### EXCERPT PROVIDED:
- Opening Delimiter -
The Maranhão Babaçu forests is a tropical moist broadleaf forest ecoregion of north-central Brazil. The forests form a transition between the equatorial forests of the Amazon biome to the west, the drier Cerrado savannas to the south and Caatinga shrublands to the east.

==Setting==
The Maranhão Babaçu forests cover an area of 141,591 km2, extending across northeastern and central Maranhão state and northern Piauí state. The ecoregion is bounded by the Maranhão mangroves and the Northeastern Brazil restingas along the coast to the north, the Tocantins–Araguaia–Maranhão moist forests of Amazonia across the Pindaré River to the northwest and west, the Cerrado tropical savanna to the south, and the Caatingas xeric shrublands to the east.

==Flora==
The Flora of the ecoregion is varied, with the western portion of the region hosting tall and diverse moist evergreen and semi-deciduous forests, while the eastern portion is a mosaic of open woodlands and shrublands, with patches of dry savanna. Seasonally wet savannas are found on the lower reaches of the major rivers.
- Closing Delimiter -
### GIVEN DATA:
- Opening Delimiter -
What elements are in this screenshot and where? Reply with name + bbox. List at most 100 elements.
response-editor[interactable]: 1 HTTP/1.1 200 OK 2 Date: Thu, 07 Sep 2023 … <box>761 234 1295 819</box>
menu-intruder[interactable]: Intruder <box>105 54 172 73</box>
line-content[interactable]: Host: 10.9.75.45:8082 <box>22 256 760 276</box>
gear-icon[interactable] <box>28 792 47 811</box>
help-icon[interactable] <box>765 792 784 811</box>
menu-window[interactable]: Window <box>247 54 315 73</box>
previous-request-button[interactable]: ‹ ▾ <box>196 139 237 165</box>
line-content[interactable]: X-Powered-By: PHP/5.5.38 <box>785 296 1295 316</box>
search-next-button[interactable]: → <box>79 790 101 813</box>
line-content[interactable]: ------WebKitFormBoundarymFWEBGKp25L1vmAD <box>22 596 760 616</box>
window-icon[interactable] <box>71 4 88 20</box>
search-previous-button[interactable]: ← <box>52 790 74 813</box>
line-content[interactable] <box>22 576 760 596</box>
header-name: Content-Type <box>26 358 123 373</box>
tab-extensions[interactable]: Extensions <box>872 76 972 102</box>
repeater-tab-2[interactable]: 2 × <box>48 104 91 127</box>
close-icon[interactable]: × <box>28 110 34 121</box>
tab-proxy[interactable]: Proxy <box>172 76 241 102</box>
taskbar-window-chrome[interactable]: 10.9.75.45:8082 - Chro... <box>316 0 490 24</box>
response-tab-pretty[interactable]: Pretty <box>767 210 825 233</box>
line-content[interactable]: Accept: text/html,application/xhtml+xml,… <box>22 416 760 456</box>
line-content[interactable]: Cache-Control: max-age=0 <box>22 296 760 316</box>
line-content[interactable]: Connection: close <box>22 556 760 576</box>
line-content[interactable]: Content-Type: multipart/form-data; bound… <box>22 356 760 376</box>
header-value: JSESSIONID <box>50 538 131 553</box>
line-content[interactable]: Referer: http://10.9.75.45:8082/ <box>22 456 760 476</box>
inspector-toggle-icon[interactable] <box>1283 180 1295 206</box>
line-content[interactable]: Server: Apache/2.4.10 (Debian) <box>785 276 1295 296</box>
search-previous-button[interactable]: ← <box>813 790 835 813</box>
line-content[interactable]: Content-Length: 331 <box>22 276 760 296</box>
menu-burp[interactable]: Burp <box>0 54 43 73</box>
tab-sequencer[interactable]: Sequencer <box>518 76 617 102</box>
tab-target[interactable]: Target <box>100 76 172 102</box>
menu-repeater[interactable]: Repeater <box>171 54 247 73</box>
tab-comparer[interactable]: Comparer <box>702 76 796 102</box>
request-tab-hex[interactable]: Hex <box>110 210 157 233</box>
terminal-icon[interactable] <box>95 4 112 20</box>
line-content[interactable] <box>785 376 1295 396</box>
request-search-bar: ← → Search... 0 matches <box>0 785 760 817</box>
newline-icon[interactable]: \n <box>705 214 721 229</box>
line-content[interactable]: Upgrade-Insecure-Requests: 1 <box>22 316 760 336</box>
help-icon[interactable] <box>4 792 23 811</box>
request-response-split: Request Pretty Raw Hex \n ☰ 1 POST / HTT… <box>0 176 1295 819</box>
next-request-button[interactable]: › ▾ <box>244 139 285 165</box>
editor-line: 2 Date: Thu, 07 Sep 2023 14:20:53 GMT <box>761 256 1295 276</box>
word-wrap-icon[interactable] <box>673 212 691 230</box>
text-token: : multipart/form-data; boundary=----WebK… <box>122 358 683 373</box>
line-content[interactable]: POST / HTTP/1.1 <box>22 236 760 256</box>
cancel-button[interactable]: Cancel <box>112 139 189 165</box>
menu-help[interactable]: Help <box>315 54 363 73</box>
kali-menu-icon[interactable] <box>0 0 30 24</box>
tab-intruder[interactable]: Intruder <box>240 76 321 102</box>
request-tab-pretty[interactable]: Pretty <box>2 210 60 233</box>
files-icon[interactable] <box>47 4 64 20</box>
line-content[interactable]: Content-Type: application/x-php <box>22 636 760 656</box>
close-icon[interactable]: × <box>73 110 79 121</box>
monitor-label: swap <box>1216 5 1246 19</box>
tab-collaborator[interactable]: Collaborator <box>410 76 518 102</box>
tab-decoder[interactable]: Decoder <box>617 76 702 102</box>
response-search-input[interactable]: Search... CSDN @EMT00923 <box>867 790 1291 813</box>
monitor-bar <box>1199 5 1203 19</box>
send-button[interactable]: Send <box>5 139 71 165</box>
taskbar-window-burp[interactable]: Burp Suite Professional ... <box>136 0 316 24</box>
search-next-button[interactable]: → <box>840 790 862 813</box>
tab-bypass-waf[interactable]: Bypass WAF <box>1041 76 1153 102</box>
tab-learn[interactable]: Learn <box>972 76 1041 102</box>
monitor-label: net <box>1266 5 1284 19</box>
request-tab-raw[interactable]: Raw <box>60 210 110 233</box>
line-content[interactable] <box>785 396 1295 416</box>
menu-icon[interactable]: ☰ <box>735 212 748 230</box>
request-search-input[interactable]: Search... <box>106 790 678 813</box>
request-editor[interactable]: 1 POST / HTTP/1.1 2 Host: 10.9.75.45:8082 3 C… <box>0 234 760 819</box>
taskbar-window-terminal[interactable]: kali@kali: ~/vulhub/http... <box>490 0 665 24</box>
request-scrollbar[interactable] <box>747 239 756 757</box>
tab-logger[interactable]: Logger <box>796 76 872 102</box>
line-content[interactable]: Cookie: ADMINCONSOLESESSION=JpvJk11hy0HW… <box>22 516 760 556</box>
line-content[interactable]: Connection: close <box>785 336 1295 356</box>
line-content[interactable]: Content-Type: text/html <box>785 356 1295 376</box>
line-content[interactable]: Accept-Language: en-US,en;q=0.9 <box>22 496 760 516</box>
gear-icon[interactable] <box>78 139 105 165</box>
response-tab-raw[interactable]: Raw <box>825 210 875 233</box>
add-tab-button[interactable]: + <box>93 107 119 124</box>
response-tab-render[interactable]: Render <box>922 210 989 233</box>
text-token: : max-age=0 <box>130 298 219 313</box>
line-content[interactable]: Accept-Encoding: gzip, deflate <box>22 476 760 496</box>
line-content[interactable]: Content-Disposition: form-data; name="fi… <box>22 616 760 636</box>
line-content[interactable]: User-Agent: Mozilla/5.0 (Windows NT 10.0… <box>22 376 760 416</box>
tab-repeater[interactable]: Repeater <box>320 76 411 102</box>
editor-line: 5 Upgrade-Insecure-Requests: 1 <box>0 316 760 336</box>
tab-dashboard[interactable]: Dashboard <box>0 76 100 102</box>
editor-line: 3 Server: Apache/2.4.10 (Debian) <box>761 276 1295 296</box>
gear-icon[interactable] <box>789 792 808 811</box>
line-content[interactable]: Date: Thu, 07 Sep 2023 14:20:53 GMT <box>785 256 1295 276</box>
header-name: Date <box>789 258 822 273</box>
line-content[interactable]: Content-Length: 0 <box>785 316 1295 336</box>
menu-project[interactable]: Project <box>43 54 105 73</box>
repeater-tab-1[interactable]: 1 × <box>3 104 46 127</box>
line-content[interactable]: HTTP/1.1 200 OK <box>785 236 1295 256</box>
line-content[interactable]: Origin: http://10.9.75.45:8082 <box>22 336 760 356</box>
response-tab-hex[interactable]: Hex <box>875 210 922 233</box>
- Closing Delimiter -
### WHAT YOU WILL DO:
1: Copy word for word the part of the passage on the Maranhão Babaçu forests starting at "The Maranhão Babaçu forests is" and ending at "Caatinga shrublands to the east.".
2: Rewrite the paragraph in the passage on the Maranhão Babaçu forests that begins "The Maranhão Babaçu forests cover an area" as a list, keeping its main facts.

### TASK RESULTS:
1:
The Maranhão Babaçu forests is a tropical moist broadleaf forest ecoregion of north-central Brazil. The forests form a transition between the equatorial forests of the Amazon biome to the west, the drier Cerrado savannas to the south and Caatinga shrublands to the east.

2:
- Area: 141,591 km2
- Extent: northeastern and central Maranhão state and northern Piauí state
- North: the Maranhão mangroves and the Northeastern Brazil restingas along the coast
- Northwest and west: the Tocantins–Araguaia–Maranhão moist forests of Amazonia, across the Pindaré River
- South: the Cerrado tropical savanna
- East: the Caatingas xeric shrublands